### Korte opgave
Herschrijf de regels van het materiaal, te beginnen bij de regel met "pie-slice-running: [92, 394, 377, 557]" en doorlopend tot en met de regel met "category-label: De 30", waarbij je "bar-chart-title" vervangt door "chart-title" en de rest ongewijzigd laat.
+++++
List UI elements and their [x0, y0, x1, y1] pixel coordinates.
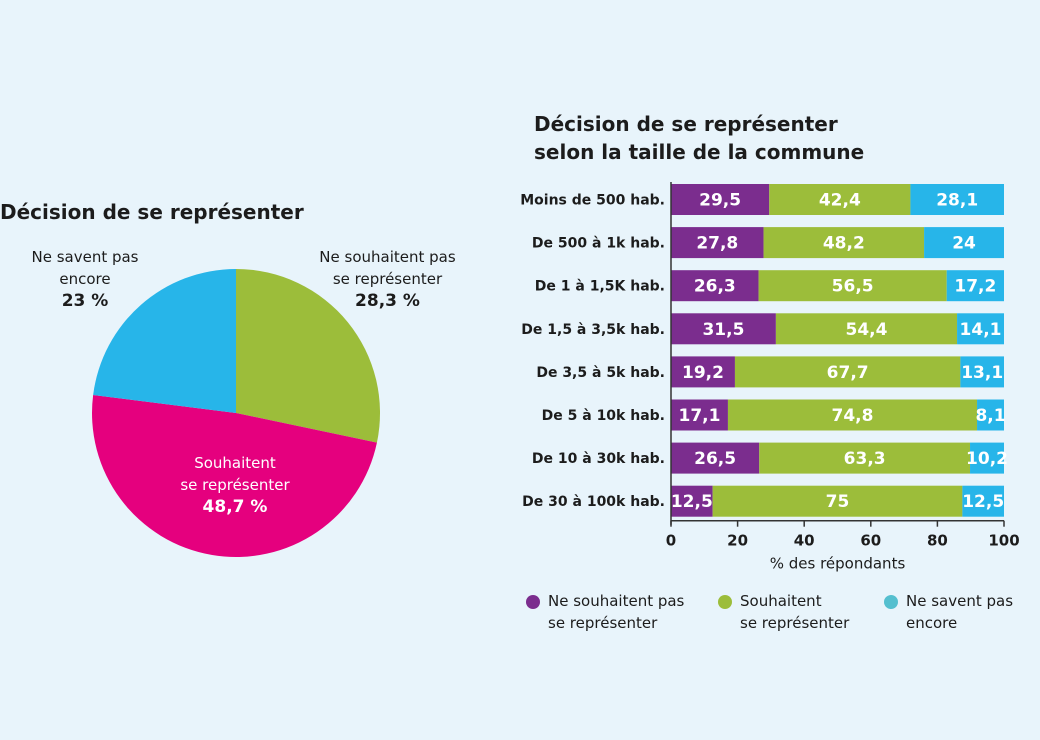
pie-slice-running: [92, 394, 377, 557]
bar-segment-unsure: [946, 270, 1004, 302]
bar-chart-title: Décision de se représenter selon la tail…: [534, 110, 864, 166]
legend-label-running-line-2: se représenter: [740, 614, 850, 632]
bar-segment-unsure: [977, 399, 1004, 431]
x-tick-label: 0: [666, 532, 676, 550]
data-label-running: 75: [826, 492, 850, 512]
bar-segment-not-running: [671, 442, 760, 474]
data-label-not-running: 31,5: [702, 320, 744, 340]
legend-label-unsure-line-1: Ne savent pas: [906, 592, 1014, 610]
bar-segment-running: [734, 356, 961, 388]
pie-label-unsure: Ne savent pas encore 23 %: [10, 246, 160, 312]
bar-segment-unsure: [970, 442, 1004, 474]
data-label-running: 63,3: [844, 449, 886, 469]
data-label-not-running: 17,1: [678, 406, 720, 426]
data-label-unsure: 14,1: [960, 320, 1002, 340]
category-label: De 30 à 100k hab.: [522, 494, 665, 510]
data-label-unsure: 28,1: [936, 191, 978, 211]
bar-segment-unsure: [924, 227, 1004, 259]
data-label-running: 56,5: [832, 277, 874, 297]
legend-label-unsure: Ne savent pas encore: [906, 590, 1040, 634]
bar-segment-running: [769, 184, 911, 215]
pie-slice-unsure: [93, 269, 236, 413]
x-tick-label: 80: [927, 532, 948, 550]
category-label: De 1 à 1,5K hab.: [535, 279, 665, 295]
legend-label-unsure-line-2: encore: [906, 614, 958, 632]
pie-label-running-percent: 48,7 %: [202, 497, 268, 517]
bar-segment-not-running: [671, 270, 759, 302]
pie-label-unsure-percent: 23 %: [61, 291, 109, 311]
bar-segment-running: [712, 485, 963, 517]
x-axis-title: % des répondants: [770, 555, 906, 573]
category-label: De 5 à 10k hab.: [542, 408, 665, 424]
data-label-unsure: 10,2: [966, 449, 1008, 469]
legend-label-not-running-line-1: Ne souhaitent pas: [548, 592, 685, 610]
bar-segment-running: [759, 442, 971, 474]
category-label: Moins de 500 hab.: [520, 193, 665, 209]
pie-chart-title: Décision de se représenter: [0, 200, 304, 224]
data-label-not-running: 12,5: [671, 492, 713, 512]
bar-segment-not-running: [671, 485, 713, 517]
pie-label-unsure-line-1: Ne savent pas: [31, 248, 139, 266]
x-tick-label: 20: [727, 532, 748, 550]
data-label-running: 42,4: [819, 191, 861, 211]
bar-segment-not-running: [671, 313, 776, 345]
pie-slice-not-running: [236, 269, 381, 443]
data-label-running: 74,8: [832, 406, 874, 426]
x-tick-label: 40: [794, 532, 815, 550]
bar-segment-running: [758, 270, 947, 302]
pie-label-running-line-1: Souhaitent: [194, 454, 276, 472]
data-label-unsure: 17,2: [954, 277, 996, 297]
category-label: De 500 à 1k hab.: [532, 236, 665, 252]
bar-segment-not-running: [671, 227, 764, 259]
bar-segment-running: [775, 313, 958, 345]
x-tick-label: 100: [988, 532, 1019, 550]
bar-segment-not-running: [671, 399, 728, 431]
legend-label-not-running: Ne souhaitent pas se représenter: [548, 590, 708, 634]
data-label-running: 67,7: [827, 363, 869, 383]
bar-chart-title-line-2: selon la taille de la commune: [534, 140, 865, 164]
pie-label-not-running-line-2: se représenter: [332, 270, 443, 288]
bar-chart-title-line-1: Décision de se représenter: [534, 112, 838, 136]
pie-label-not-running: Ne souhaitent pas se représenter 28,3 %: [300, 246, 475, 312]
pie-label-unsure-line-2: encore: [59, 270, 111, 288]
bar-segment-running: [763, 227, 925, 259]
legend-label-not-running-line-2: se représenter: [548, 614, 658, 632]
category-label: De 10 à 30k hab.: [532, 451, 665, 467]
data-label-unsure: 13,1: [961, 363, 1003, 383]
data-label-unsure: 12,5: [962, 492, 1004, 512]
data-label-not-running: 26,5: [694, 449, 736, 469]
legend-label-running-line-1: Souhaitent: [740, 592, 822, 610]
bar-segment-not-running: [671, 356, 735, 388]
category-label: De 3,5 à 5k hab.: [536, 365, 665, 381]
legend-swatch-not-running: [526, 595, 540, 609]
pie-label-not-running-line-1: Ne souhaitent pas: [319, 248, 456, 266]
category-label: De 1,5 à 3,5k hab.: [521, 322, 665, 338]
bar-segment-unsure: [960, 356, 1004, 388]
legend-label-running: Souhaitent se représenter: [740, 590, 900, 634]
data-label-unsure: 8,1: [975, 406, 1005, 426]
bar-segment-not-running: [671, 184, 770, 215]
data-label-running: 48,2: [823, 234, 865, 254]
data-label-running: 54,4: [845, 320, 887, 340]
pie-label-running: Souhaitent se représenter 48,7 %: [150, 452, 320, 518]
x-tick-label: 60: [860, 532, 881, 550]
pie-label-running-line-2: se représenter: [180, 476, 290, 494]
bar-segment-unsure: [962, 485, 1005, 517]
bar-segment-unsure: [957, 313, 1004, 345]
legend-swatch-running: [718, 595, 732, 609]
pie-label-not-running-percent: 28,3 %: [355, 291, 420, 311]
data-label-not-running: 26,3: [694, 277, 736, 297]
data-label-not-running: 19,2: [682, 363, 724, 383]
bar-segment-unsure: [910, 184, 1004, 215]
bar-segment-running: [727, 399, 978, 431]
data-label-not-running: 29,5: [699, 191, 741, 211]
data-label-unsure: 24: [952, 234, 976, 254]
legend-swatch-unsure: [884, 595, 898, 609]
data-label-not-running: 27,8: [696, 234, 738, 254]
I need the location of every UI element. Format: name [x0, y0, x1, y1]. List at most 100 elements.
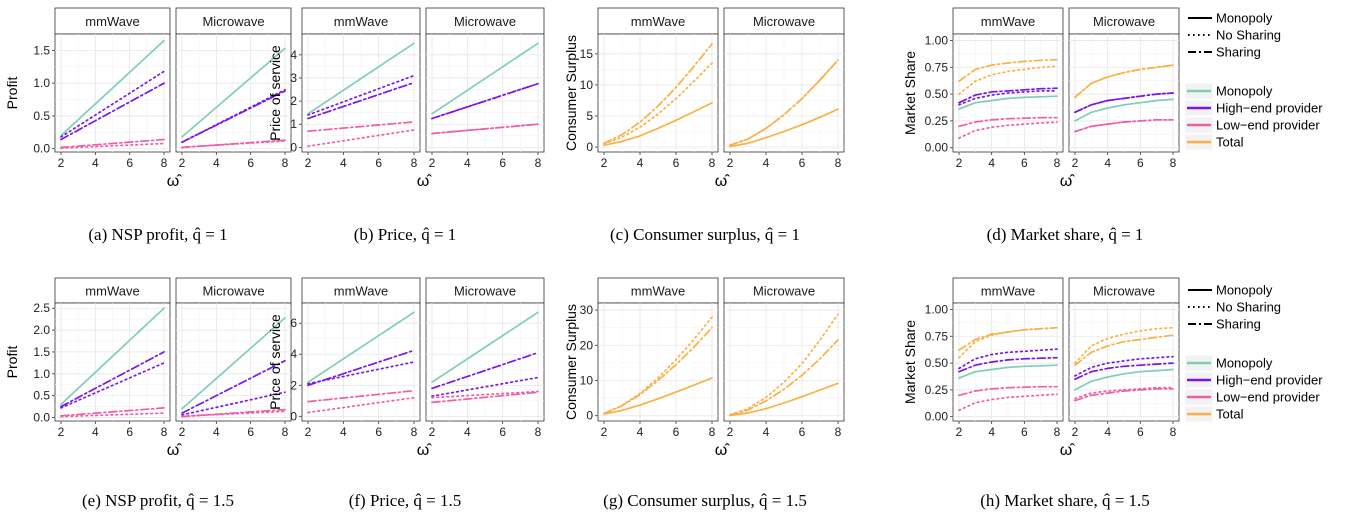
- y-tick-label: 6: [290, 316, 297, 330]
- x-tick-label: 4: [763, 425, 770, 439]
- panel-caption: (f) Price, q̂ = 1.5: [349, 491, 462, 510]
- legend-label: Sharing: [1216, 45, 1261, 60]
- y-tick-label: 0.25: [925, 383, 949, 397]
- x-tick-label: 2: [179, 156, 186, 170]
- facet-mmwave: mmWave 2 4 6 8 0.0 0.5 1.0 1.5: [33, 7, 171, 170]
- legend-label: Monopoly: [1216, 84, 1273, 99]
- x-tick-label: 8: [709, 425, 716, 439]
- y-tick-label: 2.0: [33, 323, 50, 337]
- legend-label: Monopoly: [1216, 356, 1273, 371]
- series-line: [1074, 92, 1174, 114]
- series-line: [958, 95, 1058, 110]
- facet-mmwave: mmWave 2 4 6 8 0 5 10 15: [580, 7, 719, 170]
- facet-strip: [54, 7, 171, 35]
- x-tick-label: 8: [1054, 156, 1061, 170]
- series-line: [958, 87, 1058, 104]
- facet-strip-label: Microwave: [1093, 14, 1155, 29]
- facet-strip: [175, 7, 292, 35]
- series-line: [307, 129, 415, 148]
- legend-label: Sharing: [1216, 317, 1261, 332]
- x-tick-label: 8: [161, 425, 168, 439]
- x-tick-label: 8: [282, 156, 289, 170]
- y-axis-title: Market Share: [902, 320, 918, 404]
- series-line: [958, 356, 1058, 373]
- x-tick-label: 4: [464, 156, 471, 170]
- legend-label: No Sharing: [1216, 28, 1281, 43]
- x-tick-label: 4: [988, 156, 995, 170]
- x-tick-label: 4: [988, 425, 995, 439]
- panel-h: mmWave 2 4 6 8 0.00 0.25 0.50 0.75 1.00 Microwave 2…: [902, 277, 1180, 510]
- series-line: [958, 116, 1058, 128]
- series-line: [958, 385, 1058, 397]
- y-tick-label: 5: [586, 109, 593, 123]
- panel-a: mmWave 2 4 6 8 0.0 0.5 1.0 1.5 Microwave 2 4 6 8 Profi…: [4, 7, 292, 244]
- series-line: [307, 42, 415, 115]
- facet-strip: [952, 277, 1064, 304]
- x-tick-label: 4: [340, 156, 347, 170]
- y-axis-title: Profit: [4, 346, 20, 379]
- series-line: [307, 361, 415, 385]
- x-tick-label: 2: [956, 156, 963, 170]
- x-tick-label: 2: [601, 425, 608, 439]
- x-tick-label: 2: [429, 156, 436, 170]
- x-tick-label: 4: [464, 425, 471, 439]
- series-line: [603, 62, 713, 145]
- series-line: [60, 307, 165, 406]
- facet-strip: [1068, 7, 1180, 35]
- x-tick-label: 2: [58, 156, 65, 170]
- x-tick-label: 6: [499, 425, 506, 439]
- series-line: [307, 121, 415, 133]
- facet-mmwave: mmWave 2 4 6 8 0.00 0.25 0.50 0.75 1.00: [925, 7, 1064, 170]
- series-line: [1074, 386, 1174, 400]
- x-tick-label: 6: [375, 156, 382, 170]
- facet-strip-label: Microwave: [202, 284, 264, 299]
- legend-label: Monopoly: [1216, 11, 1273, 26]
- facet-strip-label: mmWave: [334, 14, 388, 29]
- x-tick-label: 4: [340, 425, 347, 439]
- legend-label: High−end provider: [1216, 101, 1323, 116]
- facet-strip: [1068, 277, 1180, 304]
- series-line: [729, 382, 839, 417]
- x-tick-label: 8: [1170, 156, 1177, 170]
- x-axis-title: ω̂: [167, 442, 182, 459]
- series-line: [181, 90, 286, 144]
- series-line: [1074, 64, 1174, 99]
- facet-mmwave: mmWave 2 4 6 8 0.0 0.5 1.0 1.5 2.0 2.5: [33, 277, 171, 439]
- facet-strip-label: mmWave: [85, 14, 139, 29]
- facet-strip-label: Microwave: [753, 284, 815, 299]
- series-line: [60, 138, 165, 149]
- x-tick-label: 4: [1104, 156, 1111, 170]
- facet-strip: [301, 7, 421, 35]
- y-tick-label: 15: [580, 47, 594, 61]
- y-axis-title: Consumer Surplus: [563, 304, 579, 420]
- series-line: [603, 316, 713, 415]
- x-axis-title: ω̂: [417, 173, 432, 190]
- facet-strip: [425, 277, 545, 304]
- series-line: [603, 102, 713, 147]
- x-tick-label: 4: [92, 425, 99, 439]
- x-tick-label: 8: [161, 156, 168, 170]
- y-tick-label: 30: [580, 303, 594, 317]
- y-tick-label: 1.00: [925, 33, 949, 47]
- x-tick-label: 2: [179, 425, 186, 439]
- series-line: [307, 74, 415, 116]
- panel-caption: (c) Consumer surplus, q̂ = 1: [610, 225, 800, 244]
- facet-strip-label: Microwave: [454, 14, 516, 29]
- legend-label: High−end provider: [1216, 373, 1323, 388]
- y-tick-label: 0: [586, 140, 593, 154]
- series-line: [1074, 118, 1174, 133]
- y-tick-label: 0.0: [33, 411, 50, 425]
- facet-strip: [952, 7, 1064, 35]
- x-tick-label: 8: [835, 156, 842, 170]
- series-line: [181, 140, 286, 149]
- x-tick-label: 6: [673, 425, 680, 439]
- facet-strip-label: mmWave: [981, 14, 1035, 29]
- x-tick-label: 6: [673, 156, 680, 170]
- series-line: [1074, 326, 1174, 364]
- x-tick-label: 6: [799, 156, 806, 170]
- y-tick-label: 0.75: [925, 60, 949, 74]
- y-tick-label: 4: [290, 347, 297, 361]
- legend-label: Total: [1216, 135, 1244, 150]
+++++
### Uitwerking
pie-slice-running: [92, 394, 377, 557]
bar-segment-unsure: [946, 270, 1004, 302]
chart-title: Décision de se représenter selon la tail…: [534, 110, 864, 166]
legend-label-running-line-2: se représenter: [740, 614, 850, 632]
bar-segment-unsure: [977, 399, 1004, 431]
x-tick-label: 0: [666, 532, 676, 550]
data-label-running: 75: [826, 492, 850, 512]
bar-segment-not-running: [671, 442, 760, 474]
data-label-not-running: 31,5: [702, 320, 744, 340]
legend-label-unsure-line-1: Ne savent pas: [906, 592, 1014, 610]
bar-segment-running: [734, 356, 961, 388]
pie-label-unsure: Ne savent pas encore 23 %: [10, 246, 160, 312]
bar-segment-unsure: [970, 442, 1004, 474]
data-label-running: 63,3: [844, 449, 886, 469]
data-label-not-running: 17,1: [678, 406, 720, 426]
data-label-unsure: 14,1: [960, 320, 1002, 340]
category-label: De 30 à 100k hab.: [522, 494, 665, 510]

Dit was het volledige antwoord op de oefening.